**INSTRUCTIONS**:
1/ In the packaging thread, rewrite the paragraph that begins "Upstream developers don't know best, either" as a short bulleted list that keeps its main facts.
2/ According to the packaging thread, why is it reasonable for Fedora 18 to split TeX Live into so many packages? Answer in one to three sentences.
3/ In the packaging thread, roughly how many binary packages does Fedora have in total?

**TEXT TO READ**:
* * * * * * * * *
Upstream developers don't know best, either. Packagers sometimes make bad decisions, just like upstream does, because we're all people. "Install our software the way we think you should" is a point of view, but not a very smart one unless it's accompanied by a willingness to be persuaded otherwise. This particular upstream developer clearly hasn't seen an OS-agnostic cross-platform package manager like pkgsrc, where one of the packager's tasks is often to make software more portable than upstream cares to bother with. To take one obvious example, we make sure libtool works on all our supported platforms, and then we make sure software with its own precious all-the-world's-a-Linux way of linking shlibs uses libtool instead. Do we try to feed back our portability fixes upstream? Of course. Does upstream always want them? Of course not. Are they wrong to not care? We sometimes think so. Are we wrong to patch their code? They sometimes think so. They have their goals, we have ours. If anyone reliably knows best about anything, it's users.

m-r-a-m 13 years ago |

My favorite interesting packaging choice is TeX Live in Fedora 18 [1]. There are about 4500 texlive-* packages (out of around 35000 binary packages in Fedora total). The packagers split up the packages based on upstream metadata.

[1] https://bugzilla.redhat.com/show_bug.cgi?id=949626

bcl 13 years ago | |

s/interesting/insane/

andor 13 years ago | | |

As a TeX user, I find this extremely useful. The Fedora packages map 1:1 to Texlive packages. There is no need to research if a LaTeX package is available and in which Fedora package it is hidden, you can just install "tex-packagename".

m-r-a-m 13 years ago | | |

It does sound insane to have so many packages, but it also follows Fedora's policy of staying as close to upstream as possible. The entire package building process is automated since TeX Live provides the packaging metadata with the source.
* * * * * * * * *
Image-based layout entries
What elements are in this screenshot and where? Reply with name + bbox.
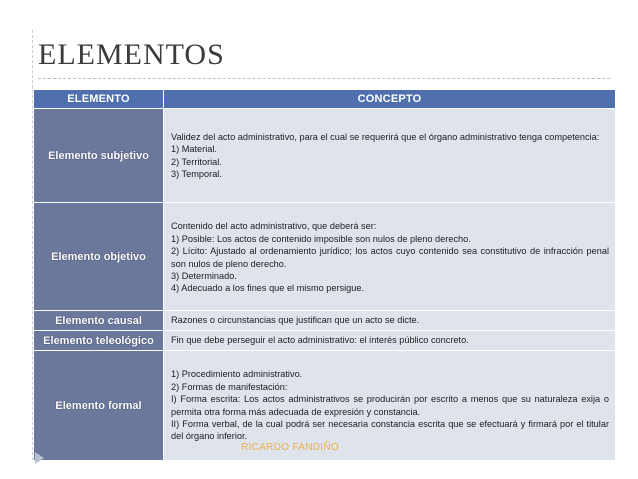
table-header-row	[34, 90, 616, 109]
concept-line: Validez del acto administrativo, para el cual se requerirá que el órgano administrativo tenga competencia:	[171, 131, 600, 142]
table-row	[34, 109, 616, 203]
concept-line: 2) Territorial.	[171, 156, 222, 167]
element-cell: Elemento teleológico	[34, 331, 164, 351]
concepts-table	[33, 89, 616, 461]
element-cell: Elemento subjetivo	[34, 109, 164, 203]
concept-line: 3) Temporal.	[171, 168, 222, 179]
table-row	[34, 331, 616, 351]
concept-line: Fin que debe perseguir el acto administrativo: el interés público concreto.	[171, 335, 469, 346]
concept-line: 1) Posible: Los actos de contenido imposible son nulos de pleno derecho.	[171, 233, 471, 244]
header-element: ELEMENTO	[34, 90, 164, 109]
table-row	[34, 311, 616, 331]
element-cell: Elemento causal	[34, 311, 164, 331]
slide-title: ELEMENTOS	[38, 38, 225, 71]
header-concept: CONCEPTO	[164, 90, 616, 109]
concept-cell	[164, 331, 616, 351]
element-cell: Elemento objetivo	[34, 203, 164, 311]
concept-line: Razones o circunstancias que justifican que un acto se dicte.	[171, 315, 420, 326]
concept-line: II) Forma verbal, de la cual podrá ser necesaria constancia escrita que se efectuará y firmará por el titular del órgano inferior.	[171, 418, 609, 442]
concept-cell	[164, 109, 616, 203]
concept-line: 2) Lícito: Ajustado al ordenamiento jurídico; los actos cuyo contenido sea constitutivo de infracción penal son nulos de pleno derecho.	[171, 246, 609, 269]
concept-line: I) Forma escrita: Los actos administrativos se producirán por escrito a menos que su naturaleza exija o permita otra forma más adecuada de expresión y constancia.	[171, 394, 609, 417]
slide-bullet-icon	[35, 452, 44, 464]
concept-line: 1) Material.	[171, 144, 217, 155]
concept-cell	[164, 311, 616, 331]
concept-cell	[164, 203, 616, 311]
table-row	[34, 203, 616, 311]
footer-author: RICARDO FANDIÑO	[241, 442, 339, 453]
element-cell: Elemento formal	[34, 351, 164, 461]
concept-line: 2) Formas de manifestación:	[171, 381, 288, 392]
concept-line: 4) Adecuado a los fines que el mismo persigue.	[171, 283, 365, 294]
concept-line: 3) Determinado.	[171, 270, 237, 281]
concept-line: 1) Procedimiento administrativo.	[171, 369, 303, 380]
decorative-left-line	[22, 30, 33, 460]
title-divider	[38, 78, 610, 79]
concept-line: Contenido del acto administrativo, que deberá ser:	[171, 221, 377, 232]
* * * * * * * * *
**ANSWERS GIVEN**:
1/
- Packagers and upstream developers both make bad decisions, because both are people.
- Insisting that software be installed the way upstream thinks it should be is only sensible if upstream is willing to be persuaded otherwise.
- In a cross-platform package manager like pkgsrc, packagers often make software more portable than upstream bothers to.
- For example, pkgsrc makes sure libtool works on all supported platforms. It then makes software with its own Linux-only way of linking shared libraries use libtool instead.
- Packagers try to send their portability fixes upstream, but upstream doesn't always want them.
- Each side sometimes thinks the other is wrong, because they have different goals.
- Users are the ones who reliably know best.

2/ It follows Fedora's policy of staying as close to upstream as possible, so each Fedora package maps 1:1 to a TeX Live package. The whole build process can be automated because TeX Live ships packaging metadata with its source.

3/ Around 35000.